* [WHAT YOU ARE ASKED TO DO]: Repeat every record below exactly as it appears.

(Data records)
········
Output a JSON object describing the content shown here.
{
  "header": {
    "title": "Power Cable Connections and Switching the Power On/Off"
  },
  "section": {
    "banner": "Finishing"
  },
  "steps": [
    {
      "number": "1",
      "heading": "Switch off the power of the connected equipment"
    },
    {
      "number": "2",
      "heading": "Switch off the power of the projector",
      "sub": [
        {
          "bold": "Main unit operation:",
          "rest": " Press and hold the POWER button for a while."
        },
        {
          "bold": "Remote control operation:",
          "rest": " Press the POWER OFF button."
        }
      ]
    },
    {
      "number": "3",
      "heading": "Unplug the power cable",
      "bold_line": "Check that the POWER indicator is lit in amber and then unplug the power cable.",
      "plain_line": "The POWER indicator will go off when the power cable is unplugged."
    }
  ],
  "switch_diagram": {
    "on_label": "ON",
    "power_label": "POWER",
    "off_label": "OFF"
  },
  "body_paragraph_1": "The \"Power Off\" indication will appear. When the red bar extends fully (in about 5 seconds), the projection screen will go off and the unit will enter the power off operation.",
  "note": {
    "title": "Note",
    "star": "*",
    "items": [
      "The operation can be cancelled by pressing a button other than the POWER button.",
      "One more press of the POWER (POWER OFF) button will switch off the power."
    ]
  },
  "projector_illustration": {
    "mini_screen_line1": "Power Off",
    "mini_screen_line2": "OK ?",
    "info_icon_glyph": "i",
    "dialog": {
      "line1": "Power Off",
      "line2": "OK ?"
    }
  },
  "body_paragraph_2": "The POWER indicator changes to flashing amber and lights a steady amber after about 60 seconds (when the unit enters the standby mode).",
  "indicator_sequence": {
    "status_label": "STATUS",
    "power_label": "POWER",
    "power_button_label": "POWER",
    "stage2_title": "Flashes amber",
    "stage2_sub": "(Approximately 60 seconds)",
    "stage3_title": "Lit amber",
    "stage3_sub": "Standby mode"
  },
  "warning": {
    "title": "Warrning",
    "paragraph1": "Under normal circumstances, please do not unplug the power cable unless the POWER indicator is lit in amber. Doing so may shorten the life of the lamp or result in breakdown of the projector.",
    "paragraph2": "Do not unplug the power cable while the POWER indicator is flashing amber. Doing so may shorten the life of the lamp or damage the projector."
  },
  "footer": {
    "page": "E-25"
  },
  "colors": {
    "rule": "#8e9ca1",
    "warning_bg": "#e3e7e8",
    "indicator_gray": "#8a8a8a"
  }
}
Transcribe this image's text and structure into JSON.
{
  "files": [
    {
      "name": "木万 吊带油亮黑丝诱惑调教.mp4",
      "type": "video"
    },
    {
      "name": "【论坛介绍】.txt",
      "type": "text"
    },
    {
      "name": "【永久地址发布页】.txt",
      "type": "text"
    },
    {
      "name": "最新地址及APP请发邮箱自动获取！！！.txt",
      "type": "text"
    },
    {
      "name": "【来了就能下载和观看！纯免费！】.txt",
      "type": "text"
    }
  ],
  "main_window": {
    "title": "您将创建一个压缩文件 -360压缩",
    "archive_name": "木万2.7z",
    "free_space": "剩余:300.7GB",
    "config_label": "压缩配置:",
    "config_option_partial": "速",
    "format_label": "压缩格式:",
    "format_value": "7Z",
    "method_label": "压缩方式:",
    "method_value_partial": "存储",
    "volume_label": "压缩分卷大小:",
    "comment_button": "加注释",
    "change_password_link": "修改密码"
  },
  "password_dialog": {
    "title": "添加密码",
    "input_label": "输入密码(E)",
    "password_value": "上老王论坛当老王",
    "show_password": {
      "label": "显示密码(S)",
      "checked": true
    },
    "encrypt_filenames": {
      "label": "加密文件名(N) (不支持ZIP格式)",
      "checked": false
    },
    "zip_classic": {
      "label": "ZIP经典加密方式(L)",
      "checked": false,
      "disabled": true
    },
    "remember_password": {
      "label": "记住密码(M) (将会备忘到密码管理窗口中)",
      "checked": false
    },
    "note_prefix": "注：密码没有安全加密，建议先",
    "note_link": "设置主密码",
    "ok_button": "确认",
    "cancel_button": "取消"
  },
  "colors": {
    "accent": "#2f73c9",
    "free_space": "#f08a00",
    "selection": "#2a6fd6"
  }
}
········
* [FINAL ANSWER]:
Output a JSON object describing the content shown here.
{
  "header": {
    "title": "Power Cable Connections and Switching the Power On/Off"
  },
  "section": {
    "banner": "Finishing"
  },
  "steps": [
    {
      "number": "1",
      "heading": "Switch off the power of the connected equipment"
    },
    {
      "number": "2",
      "heading": "Switch off the power of the projector",
      "sub": [
        {
          "bold": "Main unit operation:",
          "rest": " Press and hold the POWER button for a while."
        },
        {
          "bold": "Remote control operation:",
          "rest": " Press the POWER OFF button."
        }
      ]
    },
    {
      "number": "3",
      "heading": "Unplug the power cable",
      "bold_line": "Check that the POWER indicator is lit in amber and then unplug the power cable.",
      "plain_line": "The POWER indicator will go off when the power cable is unplugged."
    }
  ],
  "switch_diagram": {
    "on_label": "ON",
    "power_label": "POWER",
    "off_label": "OFF"
  },
  "body_paragraph_1": "The \"Power Off\" indication will appear. When the red bar extends fully (in about 5 seconds), the projection screen will go off and the unit will enter the power off operation.",
  "note": {
    "title": "Note",
    "star": "*",
    "items": [
      "The operation can be cancelled by pressing a button other than the POWER button.",
      "One more press of the POWER (POWER OFF) button will switch off the power."
    ]
  },
  "projector_illustration": {
    "mini_screen_line1": "Power Off",
    "mini_screen_line2": "OK ?",
    "info_icon_glyph": "i",
    "dialog": {
      "line1": "Power Off",
      "line2": "OK ?"
    }
  },
  "body_paragraph_2": "The POWER indicator changes to flashing amber and lights a steady amber after about 60 seconds (when the unit enters the standby mode).",
  "indicator_sequence": {
    "status_label": "STATUS",
    "power_label": "POWER",
    "power_button_label": "POWER",
    "stage2_title": "Flashes amber",
    "stage2_sub": "(Approximately 60 seconds)",
    "stage3_title": "Lit amber",
    "stage3_sub": "Standby mode"
  },
  "warning": {
    "title": "Warrning",
    "paragraph1": "Under normal circumstances, please do not unplug the power cable unless the POWER indicator is lit in amber. Doing so may shorten the life of the lamp or result in breakdown of the projector.",
    "paragraph2": "Do not unplug the power cable while the POWER indicator is flashing amber. Doing so may shorten the life of the lamp or damage the projector."
  },
  "footer": {
    "page": "E-25"
  },
  "colors": {
    "rule": "#8e9ca1",
    "warning_bg": "#e3e7e8",
    "indicator_gray": "#8a8a8a"
  }
}
Transcribe this image's text and structure into JSON.
{
  "files": [
    {
      "name": "木万 吊带油亮黑丝诱惑调教.mp4",
      "type": "video"
    },
    {
      "name": "【论坛介绍】.txt",
      "type": "text"
    },
    {
      "name": "【永久地址发布页】.txt",
      "type": "text"
    },
    {
      "name": "最新地址及APP请发邮箱自动获取！！！.txt",
      "type": "text"
    },
    {
      "name": "【来了就能下载和观看！纯免费！】.txt",
      "type": "text"
    }
  ],
  "main_window": {
    "title": "您将创建一个压缩文件 -360压缩",
    "archive_name": "木万2.7z",
    "free_space": "剩余:300.7GB",
    "config_label": "压缩配置:",
    "config_option_partial": "速",
    "format_label": "压缩格式:",
    "format_value": "7Z",
    "method_label": "压缩方式:",
    "method_value_partial": "存储",
    "volume_label": "压缩分卷大小:",
    "comment_button": "加注释",
    "change_password_link": "修改密码"
  },
  "password_dialog": {
    "title": "添加密码",
    "input_label": "输入密码(E)",
    "password_value": "上老王论坛当老王",
    "show_password": {
      "label": "显示密码(S)",
      "checked": true
    },
    "encrypt_filenames": {
      "label": "加密文件名(N) (不支持ZIP格式)",
      "checked": false
    },
    "zip_classic": {
      "label": "ZIP经典加密方式(L)",
      "checked": false,
      "disabled": true
    },
    "remember_password": {
      "label": "记住密码(M) (将会备忘到密码管理窗口中)",
      "checked": false
    },
    "note_prefix": "注：密码没有安全加密，建议先",
    "note_link": "设置主密码",
    "ok_button": "确认",
    "cancel_button": "取消"
  },
  "colors": {
    "accent": "#2f73c9",
    "free_space": "#f08a00",
    "selection": "#2a6fd6"
  }
}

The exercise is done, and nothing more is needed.